• THE PROBLEM
List all lines of the data that include the string "экземпляр".

***** MATERIAL FOR THIS TASK

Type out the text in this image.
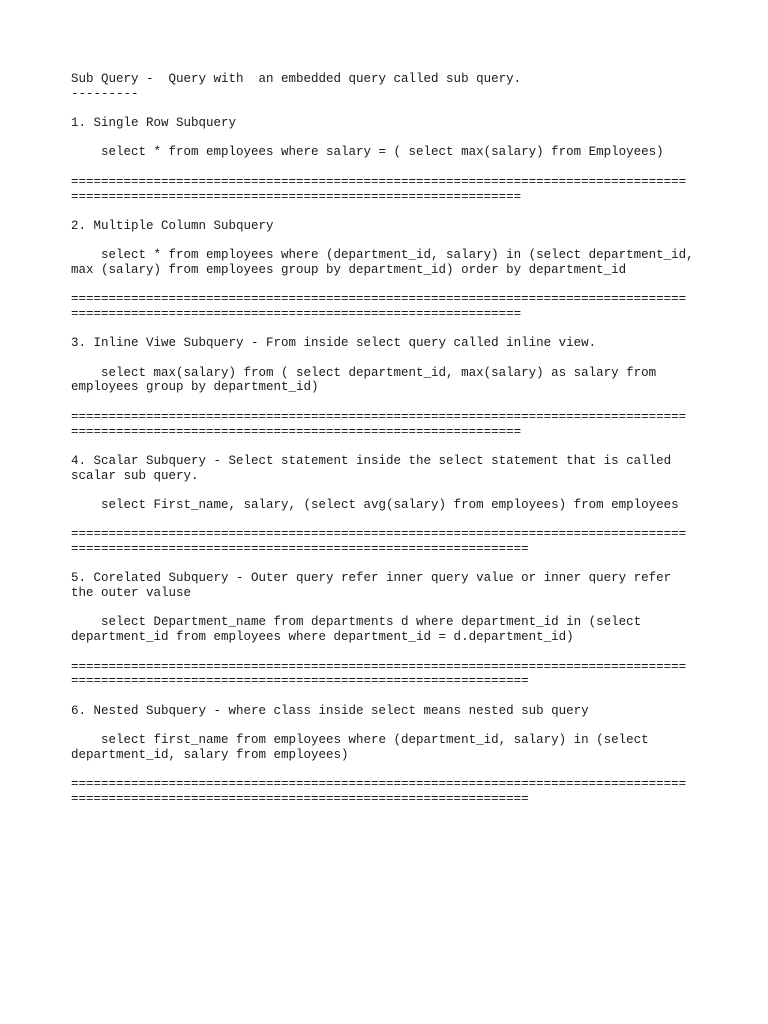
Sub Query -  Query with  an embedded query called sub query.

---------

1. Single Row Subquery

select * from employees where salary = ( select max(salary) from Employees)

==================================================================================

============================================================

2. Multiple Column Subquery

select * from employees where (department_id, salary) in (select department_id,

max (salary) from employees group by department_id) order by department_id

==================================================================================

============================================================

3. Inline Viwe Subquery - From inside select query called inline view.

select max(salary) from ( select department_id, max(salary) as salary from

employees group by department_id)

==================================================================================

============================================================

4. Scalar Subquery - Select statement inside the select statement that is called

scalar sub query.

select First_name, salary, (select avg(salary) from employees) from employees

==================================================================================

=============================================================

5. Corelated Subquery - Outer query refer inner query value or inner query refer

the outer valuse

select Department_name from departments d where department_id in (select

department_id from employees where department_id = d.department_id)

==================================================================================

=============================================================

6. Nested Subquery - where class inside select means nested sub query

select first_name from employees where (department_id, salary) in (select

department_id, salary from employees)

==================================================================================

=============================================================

**********
***** MATERIAL FOR THIS TASK

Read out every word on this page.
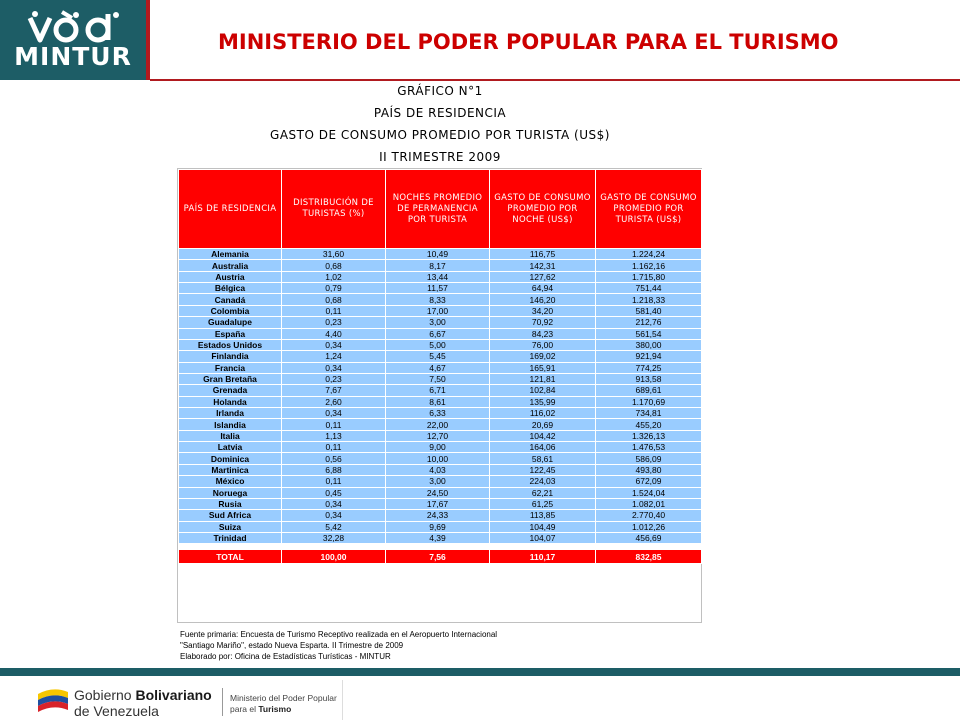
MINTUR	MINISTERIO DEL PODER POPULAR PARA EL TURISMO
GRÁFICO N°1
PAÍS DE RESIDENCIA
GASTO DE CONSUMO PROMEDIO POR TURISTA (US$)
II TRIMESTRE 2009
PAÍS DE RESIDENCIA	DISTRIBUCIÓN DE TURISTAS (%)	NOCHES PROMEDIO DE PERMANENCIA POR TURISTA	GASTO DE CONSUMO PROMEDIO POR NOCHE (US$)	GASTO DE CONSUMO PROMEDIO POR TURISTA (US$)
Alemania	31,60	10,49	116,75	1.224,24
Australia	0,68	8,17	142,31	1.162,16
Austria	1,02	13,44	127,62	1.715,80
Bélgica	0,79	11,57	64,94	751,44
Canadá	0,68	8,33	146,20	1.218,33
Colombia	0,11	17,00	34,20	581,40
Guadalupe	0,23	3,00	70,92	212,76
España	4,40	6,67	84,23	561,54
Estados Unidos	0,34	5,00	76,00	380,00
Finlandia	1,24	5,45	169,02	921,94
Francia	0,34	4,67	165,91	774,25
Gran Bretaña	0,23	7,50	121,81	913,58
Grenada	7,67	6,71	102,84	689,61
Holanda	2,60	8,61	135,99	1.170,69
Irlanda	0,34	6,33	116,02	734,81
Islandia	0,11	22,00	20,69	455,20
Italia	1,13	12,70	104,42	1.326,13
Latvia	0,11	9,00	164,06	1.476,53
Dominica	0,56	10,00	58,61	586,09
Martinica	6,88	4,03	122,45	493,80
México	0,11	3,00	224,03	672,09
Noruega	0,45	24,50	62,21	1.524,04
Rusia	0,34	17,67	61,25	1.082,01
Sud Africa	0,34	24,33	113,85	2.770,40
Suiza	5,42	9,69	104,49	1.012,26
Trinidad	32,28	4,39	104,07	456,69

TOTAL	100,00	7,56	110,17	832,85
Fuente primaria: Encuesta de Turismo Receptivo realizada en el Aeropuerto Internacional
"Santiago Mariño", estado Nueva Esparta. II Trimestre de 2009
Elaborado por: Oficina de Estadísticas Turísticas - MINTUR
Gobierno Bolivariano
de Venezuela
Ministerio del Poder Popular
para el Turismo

**********
***** MATERIAL FOR THIS TASK

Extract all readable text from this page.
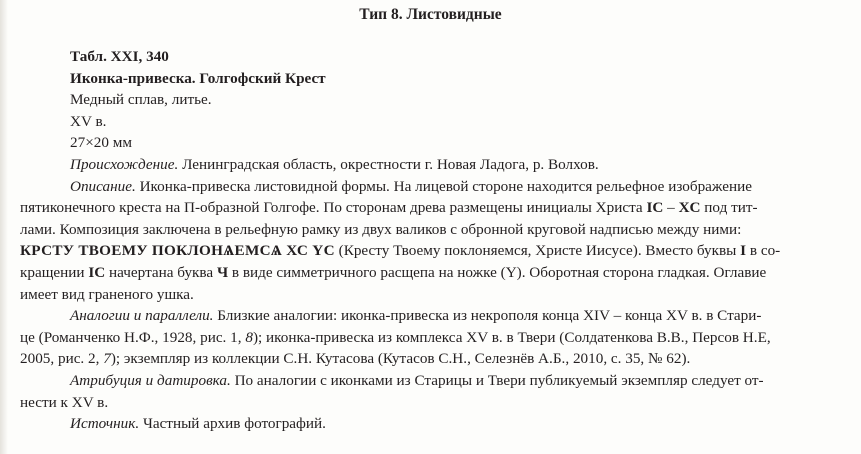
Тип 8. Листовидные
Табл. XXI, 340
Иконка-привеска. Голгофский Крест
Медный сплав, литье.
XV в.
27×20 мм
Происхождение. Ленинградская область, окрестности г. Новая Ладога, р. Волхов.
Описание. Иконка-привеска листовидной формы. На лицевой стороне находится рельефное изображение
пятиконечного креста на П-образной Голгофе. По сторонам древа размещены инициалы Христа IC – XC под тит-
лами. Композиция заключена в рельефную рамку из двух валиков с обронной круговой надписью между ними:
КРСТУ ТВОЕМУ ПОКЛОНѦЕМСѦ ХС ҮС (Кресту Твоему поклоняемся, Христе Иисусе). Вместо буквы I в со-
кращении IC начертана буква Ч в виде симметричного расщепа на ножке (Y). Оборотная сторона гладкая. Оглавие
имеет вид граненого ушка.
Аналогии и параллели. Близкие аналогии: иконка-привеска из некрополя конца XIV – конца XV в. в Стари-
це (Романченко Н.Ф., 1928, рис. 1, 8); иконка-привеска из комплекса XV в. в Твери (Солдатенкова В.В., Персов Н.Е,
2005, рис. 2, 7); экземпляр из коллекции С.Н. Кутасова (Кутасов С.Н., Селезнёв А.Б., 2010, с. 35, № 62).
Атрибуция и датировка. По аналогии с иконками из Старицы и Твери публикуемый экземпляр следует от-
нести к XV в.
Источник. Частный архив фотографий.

**********

• TASK SOLUTION
2005, рис. 2, 7); экземпляр из коллекции С.Н. Кутасова (Кутасов С.Н., Селезнёв А.Б., 2010, с. 35, № 62).
Атрибуция и датировка. По аналогии с иконками из Старицы и Твери публикуемый экземпляр следует от-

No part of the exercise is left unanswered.